[Stored records]

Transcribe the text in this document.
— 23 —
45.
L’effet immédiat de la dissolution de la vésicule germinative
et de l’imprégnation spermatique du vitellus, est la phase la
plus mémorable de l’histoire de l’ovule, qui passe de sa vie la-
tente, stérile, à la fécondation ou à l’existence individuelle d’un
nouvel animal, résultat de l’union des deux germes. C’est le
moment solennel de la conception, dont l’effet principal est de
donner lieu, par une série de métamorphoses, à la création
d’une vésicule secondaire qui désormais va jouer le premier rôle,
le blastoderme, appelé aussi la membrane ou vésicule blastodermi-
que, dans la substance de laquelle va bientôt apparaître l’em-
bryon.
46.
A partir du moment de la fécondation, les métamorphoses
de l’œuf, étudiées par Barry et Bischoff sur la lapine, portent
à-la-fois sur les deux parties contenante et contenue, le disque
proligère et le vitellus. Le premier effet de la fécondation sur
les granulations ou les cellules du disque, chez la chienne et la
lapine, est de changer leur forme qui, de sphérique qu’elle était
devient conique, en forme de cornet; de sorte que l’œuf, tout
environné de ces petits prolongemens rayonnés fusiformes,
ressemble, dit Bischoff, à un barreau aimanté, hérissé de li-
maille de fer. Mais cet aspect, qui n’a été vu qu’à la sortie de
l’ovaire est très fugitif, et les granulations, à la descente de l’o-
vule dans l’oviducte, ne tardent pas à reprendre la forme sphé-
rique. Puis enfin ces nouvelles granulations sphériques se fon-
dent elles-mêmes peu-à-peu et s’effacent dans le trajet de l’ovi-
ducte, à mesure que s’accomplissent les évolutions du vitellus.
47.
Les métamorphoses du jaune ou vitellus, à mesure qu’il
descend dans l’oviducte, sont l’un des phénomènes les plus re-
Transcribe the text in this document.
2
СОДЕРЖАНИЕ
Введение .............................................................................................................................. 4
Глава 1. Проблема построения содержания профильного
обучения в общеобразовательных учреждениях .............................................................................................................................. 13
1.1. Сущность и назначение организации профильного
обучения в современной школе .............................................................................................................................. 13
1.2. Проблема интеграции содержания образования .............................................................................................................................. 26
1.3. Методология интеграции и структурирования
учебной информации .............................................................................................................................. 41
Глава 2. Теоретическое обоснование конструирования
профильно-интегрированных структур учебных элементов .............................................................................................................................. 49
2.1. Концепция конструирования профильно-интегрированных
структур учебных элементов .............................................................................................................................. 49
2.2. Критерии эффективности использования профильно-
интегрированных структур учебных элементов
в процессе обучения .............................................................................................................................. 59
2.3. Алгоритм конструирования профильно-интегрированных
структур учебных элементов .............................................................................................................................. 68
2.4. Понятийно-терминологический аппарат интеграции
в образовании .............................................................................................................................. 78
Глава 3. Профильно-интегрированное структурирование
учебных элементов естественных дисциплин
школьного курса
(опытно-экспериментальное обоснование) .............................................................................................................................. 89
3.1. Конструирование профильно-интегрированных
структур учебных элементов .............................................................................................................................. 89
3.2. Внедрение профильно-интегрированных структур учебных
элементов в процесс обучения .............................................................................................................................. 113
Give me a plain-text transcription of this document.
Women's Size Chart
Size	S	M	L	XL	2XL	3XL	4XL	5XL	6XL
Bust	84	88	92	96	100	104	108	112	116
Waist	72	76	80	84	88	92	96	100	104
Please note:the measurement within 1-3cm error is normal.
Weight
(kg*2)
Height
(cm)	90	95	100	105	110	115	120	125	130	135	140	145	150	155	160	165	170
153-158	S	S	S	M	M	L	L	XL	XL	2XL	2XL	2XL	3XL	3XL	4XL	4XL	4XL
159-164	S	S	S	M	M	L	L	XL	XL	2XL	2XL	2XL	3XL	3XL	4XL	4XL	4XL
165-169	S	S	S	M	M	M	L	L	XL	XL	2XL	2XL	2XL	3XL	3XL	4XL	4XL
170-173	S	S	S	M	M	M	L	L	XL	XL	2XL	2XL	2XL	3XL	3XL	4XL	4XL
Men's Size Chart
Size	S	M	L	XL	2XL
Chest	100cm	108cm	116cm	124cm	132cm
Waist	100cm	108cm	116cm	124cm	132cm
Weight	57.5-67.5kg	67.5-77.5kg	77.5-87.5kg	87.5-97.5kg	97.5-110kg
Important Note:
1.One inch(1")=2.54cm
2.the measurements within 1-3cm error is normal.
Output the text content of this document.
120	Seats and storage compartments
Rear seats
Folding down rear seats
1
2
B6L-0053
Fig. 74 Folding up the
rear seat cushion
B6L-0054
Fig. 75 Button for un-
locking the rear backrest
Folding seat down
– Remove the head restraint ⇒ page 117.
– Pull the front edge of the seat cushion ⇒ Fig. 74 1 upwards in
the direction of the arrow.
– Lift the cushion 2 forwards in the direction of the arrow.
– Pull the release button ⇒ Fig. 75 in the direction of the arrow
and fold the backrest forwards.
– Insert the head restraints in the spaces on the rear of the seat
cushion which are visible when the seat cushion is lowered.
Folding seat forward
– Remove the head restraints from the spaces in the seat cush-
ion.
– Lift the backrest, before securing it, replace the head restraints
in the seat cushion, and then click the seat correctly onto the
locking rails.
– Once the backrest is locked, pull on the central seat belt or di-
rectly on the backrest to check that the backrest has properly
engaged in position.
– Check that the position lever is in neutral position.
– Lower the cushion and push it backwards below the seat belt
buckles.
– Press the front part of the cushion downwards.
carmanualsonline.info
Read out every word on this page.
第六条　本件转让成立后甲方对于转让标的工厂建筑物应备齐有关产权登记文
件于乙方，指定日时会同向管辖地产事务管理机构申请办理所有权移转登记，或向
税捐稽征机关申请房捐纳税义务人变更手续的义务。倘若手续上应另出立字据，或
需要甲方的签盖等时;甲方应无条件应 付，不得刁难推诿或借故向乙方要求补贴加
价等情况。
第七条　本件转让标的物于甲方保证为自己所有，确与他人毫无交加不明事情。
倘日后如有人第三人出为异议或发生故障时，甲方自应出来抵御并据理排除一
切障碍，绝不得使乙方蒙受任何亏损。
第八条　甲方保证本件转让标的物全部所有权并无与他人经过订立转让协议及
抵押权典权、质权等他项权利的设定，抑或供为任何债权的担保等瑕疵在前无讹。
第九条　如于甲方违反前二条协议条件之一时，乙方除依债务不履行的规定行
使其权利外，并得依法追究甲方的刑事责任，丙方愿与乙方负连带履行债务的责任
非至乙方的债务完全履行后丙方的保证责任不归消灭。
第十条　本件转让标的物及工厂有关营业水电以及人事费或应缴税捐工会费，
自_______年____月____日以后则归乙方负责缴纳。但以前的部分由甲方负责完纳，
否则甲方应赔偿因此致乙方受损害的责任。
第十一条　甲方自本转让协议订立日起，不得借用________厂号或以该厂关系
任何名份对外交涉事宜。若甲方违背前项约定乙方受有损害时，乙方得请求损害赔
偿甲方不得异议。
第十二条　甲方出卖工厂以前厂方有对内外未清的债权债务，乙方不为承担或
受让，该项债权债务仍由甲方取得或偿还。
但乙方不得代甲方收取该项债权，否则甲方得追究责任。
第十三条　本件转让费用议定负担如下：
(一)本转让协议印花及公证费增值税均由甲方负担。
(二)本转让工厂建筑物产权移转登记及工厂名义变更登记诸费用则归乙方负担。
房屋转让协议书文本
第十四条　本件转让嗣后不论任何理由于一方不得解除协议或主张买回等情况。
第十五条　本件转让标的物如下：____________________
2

— Your objective —
Take the line holding "Read out every word on this page." and all lines after it through the end of the data, and set them down exactly.

— Complete output —
Read out every word on this page.
第六条　本件转让成立后甲方对于转让标的工厂建筑物应备齐有关产权登记文
件于乙方，指定日时会同向管辖地产事务管理机构申请办理所有权移转登记，或向
税捐稽征机关申请房捐纳税义务人变更手续的义务。倘若手续上应另出立字据，或
需要甲方的签盖等时;甲方应无条件应 付，不得刁难推诿或借故向乙方要求补贴加
价等情况。
第七条　本件转让标的物于甲方保证为自己所有，确与他人毫无交加不明事情。
倘日后如有人第三人出为异议或发生故障时，甲方自应出来抵御并据理排除一
切障碍，绝不得使乙方蒙受任何亏损。
第八条　甲方保证本件转让标的物全部所有权并无与他人经过订立转让协议及
抵押权典权、质权等他项权利的设定，抑或供为任何债权的担保等瑕疵在前无讹。
第九条　如于甲方违反前二条协议条件之一时，乙方除依债务不履行的规定行
使其权利外，并得依法追究甲方的刑事责任，丙方愿与乙方负连带履行债务的责任
非至乙方的债务完全履行后丙方的保证责任不归消灭。
第十条　本件转让标的物及工厂有关营业水电以及人事费或应缴税捐工会费，
自_______年____月____日以后则归乙方负责缴纳。但以前的部分由甲方负责完纳，
否则甲方应赔偿因此致乙方受损害的责任。
第十一条　甲方自本转让协议订立日起，不得借用________厂号或以该厂关系
任何名份对外交涉事宜。若甲方违背前项约定乙方受有损害时，乙方得请求损害赔
偿甲方不得异议。
第十二条　甲方出卖工厂以前厂方有对内外未清的债权债务，乙方不为承担或
受让，该项债权债务仍由甲方取得或偿还。
但乙方不得代甲方收取该项债权，否则甲方得追究责任。
第十三条　本件转让费用议定负担如下：
(一)本转让协议印花及公证费增值税均由甲方负担。
(二)本转让工厂建筑物产权移转登记及工厂名义变更登记诸费用则归乙方负担。
房屋转让协议书文本
第十四条　本件转让嗣后不论任何理由于一方不得解除协议或主张买回等情况。
第十五条　本件转让标的物如下：____________________
2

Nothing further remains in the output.